WHAT TO WORK ON> List every line in this data where the string "label" occurs.

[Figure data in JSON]

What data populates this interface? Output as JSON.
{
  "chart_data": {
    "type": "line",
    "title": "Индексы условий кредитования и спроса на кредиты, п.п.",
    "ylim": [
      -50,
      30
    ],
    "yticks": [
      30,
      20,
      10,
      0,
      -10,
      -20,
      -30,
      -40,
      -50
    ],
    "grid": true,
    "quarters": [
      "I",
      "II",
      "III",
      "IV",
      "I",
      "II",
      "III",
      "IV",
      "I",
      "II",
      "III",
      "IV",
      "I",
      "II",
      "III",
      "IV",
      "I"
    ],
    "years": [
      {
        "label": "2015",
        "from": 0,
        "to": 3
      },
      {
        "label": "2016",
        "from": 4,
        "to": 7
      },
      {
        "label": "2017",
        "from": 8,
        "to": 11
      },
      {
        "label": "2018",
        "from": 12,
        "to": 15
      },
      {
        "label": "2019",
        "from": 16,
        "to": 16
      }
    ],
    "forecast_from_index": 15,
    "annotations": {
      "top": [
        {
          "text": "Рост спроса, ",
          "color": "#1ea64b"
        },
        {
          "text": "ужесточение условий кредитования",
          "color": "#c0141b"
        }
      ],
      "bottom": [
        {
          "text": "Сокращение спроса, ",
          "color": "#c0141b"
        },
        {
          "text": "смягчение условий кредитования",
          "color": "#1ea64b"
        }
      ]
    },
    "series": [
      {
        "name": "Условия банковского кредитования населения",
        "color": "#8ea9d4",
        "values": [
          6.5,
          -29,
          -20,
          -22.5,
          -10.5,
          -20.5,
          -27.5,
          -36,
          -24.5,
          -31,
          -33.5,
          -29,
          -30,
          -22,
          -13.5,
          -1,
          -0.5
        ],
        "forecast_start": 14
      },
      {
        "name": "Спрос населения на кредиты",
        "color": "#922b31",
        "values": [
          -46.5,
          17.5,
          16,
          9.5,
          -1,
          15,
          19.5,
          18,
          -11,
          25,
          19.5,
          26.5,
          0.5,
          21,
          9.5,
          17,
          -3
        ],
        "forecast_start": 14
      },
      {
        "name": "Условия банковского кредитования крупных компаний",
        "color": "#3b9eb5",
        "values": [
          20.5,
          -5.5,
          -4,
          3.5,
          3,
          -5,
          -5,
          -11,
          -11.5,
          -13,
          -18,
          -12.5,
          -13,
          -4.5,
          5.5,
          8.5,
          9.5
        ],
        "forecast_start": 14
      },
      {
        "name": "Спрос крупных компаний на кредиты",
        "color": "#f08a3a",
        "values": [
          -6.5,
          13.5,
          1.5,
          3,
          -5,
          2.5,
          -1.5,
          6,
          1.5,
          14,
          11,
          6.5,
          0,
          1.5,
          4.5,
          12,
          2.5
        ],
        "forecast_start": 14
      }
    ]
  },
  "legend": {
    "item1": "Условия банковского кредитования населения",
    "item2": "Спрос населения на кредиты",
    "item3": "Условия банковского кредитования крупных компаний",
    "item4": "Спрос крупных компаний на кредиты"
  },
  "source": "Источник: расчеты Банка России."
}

FINISHED ANSWER>
        "label": "2015",
        "label": "2016",
        "label": "2017",
        "label": "2018",
        "label": "2019",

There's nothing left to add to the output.